* WHAT IS REQUIRED: Starting at the line that contains "Give me a plain-text", transcribe every remaining line of the entries exactly, including the last one.

━━━━━━━━

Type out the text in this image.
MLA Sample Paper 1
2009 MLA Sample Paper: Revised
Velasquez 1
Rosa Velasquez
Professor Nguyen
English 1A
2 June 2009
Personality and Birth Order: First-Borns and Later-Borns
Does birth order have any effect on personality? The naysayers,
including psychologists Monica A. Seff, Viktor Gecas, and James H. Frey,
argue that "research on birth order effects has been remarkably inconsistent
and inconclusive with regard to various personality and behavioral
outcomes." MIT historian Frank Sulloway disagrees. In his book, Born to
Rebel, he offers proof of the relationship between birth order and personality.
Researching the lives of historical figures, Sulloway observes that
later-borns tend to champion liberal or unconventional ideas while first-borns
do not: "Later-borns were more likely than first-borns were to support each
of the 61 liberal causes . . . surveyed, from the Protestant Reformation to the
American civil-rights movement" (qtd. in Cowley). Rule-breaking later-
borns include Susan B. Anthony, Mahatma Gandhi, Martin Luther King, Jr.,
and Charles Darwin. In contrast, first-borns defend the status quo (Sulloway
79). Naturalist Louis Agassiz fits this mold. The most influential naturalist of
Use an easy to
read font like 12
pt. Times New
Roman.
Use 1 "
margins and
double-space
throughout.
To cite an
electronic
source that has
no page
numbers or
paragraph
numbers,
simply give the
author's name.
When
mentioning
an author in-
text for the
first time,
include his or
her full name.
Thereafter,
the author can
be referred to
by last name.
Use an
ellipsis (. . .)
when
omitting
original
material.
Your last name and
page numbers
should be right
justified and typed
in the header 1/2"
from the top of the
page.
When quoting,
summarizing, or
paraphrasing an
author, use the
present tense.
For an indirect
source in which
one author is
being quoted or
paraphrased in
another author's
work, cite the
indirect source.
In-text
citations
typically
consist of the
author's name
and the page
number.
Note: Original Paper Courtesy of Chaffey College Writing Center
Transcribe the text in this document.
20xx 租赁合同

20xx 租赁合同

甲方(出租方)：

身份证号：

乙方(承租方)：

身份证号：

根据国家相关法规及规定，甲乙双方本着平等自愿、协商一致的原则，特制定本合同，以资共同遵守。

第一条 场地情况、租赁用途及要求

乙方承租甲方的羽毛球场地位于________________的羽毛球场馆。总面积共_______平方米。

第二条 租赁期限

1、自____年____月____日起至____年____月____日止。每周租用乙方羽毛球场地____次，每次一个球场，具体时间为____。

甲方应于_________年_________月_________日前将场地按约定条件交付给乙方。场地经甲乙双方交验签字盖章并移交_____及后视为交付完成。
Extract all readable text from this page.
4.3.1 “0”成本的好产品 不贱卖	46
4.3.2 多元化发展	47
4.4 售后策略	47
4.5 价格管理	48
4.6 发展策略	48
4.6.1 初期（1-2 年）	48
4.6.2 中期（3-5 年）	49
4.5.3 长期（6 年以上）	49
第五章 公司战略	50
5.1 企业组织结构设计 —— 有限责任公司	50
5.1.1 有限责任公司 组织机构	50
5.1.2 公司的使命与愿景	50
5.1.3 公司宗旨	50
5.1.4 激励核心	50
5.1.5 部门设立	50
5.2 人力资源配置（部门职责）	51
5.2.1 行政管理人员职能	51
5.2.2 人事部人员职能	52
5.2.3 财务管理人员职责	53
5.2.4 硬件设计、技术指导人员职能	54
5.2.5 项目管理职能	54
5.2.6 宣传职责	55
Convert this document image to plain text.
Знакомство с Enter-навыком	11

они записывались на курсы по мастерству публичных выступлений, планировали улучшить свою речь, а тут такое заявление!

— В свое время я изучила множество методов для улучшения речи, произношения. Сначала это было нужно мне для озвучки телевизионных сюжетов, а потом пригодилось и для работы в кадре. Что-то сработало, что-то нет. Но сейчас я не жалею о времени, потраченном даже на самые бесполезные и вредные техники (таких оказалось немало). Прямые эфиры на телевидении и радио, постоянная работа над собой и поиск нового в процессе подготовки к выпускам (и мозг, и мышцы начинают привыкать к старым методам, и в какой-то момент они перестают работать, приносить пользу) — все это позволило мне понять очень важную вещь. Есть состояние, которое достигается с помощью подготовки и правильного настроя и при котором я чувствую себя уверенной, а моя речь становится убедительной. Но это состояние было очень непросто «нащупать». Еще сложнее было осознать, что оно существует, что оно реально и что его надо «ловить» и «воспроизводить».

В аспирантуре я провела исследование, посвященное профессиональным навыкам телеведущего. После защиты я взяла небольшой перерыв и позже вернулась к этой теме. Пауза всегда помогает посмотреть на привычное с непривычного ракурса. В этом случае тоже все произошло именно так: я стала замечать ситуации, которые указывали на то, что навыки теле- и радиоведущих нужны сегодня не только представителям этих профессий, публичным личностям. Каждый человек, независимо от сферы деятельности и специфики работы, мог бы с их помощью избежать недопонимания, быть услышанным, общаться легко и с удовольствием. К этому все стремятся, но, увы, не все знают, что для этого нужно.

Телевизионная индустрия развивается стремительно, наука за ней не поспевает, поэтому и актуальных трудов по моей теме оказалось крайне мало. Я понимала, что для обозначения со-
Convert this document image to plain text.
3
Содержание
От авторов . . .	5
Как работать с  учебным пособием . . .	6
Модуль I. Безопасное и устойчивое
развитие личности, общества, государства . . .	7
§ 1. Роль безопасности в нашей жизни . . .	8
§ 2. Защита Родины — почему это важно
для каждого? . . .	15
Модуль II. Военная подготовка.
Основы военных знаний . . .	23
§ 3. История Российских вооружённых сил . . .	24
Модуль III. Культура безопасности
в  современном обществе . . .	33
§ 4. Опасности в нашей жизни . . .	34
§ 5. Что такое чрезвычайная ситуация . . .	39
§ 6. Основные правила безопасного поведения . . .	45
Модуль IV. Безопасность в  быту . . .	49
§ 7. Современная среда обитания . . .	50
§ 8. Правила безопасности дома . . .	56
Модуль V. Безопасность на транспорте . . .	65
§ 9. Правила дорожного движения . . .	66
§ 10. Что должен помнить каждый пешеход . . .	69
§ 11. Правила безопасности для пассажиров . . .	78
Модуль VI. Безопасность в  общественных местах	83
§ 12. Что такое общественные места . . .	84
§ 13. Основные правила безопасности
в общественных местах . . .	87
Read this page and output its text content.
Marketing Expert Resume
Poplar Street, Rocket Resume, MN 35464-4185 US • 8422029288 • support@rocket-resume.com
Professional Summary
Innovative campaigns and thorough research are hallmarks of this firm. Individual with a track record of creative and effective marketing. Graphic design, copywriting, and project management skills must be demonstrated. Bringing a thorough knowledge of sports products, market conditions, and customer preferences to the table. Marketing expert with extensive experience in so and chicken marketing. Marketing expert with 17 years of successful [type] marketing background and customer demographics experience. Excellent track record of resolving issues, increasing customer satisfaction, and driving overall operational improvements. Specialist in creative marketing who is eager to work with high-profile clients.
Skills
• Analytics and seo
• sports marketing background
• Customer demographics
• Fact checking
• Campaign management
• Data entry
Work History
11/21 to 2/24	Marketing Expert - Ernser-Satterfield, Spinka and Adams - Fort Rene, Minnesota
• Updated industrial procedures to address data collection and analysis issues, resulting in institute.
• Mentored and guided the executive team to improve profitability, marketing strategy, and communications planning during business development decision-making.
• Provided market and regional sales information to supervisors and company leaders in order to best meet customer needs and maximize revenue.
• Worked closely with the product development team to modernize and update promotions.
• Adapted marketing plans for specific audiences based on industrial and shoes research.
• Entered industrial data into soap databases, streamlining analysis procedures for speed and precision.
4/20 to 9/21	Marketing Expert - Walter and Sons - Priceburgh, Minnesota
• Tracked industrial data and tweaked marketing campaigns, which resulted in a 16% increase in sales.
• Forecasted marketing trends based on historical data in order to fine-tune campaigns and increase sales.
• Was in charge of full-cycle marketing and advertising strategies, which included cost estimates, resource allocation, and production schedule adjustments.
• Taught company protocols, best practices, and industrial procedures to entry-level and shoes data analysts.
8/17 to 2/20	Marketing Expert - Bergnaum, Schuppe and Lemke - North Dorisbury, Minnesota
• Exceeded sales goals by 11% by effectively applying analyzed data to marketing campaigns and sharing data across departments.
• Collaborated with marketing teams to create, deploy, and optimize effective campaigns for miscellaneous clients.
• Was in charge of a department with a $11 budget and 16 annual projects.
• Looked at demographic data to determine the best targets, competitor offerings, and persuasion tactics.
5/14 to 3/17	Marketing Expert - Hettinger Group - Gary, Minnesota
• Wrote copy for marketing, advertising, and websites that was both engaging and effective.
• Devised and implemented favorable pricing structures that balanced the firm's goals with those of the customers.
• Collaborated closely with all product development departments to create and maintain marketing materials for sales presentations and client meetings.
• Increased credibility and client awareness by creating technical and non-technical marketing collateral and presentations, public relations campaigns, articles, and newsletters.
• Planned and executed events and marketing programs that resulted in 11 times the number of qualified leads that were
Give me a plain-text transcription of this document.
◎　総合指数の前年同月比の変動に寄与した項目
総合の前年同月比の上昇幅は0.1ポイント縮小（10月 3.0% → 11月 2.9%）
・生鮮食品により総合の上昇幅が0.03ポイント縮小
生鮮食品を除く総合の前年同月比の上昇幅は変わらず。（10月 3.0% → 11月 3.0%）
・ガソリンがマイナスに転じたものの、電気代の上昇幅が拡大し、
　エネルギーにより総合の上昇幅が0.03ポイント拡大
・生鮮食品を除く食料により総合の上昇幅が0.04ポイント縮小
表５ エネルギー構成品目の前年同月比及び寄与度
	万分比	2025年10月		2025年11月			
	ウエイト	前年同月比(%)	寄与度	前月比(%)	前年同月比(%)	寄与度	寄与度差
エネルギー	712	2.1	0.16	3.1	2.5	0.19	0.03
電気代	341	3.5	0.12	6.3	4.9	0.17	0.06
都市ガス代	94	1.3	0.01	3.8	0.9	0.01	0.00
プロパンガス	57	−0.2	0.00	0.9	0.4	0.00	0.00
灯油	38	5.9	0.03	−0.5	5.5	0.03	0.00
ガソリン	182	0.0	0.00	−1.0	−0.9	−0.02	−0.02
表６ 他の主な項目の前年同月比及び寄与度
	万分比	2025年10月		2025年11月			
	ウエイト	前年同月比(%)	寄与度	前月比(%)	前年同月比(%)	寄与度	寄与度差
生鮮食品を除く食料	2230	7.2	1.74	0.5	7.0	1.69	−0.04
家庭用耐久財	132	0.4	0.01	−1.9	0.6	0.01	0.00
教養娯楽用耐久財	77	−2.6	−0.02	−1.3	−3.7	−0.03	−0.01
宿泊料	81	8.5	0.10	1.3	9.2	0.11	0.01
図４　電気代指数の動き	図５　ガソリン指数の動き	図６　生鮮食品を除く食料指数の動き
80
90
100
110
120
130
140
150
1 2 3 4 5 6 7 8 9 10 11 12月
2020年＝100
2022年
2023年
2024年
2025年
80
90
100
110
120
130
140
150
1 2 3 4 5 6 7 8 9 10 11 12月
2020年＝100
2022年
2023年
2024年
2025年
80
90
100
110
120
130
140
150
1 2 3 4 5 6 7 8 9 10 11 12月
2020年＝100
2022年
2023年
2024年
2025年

━━━━━━━━

* FINISHED EXERCISE:
Give me a plain-text transcription of this document.
◎　総合指数の前年同月比の変動に寄与した項目
総合の前年同月比の上昇幅は0.1ポイント縮小（10月 3.0% → 11月 2.9%）
・生鮮食品により総合の上昇幅が0.03ポイント縮小
生鮮食品を除く総合の前年同月比の上昇幅は変わらず。（10月 3.0% → 11月 3.0%）
・ガソリンがマイナスに転じたものの、電気代の上昇幅が拡大し、
　エネルギーにより総合の上昇幅が0.03ポイント拡大
・生鮮食品を除く食料により総合の上昇幅が0.04ポイント縮小
表５ エネルギー構成品目の前年同月比及び寄与度
	万分比	2025年10月		2025年11月			
	ウエイト	前年同月比(%)	寄与度	前月比(%)	前年同月比(%)	寄与度	寄与度差
エネルギー	712	2.1	0.16	3.1	2.5	0.19	0.03
電気代	341	3.5	0.12	6.3	4.9	0.17	0.06
都市ガス代	94	1.3	0.01	3.8	0.9	0.01	0.00
プロパンガス	57	−0.2	0.00	0.9	0.4	0.00	0.00
灯油	38	5.9	0.03	−0.5	5.5	0.03	0.00
ガソリン	182	0.0	0.00	−1.0	−0.9	−0.02	−0.02
表６ 他の主な項目の前年同月比及び寄与度
	万分比	2025年10月		2025年11月			
	ウエイト	前年同月比(%)	寄与度	前月比(%)	前年同月比(%)	寄与度	寄与度差
生鮮食品を除く食料	2230	7.2	1.74	0.5	7.0	1.69	−0.04
家庭用耐久財	132	0.4	0.01	−1.9	0.6	0.01	0.00
教養娯楽用耐久財	77	−2.6	−0.02	−1.3	−3.7	−0.03	−0.01
宿泊料	81	8.5	0.10	1.3	9.2	0.11	0.01
図４　電気代指数の動き	図５　ガソリン指数の動き	図６　生鮮食品を除く食料指数の動き
80
90
100
110
120
130
140
150
1 2 3 4 5 6 7 8 9 10 11 12月
2020年＝100
2022年
2023年
2024年
2025年
80
90
100
110
120
130
140
150
1 2 3 4 5 6 7 8 9 10 11 12月
2020年＝100
2022年
2023年
2024年
2025年
80
90
100
110
120
130
140
150
1 2 3 4 5 6 7 8 9 10 11 12月
2020年＝100
2022年
2023年
2024年
2025年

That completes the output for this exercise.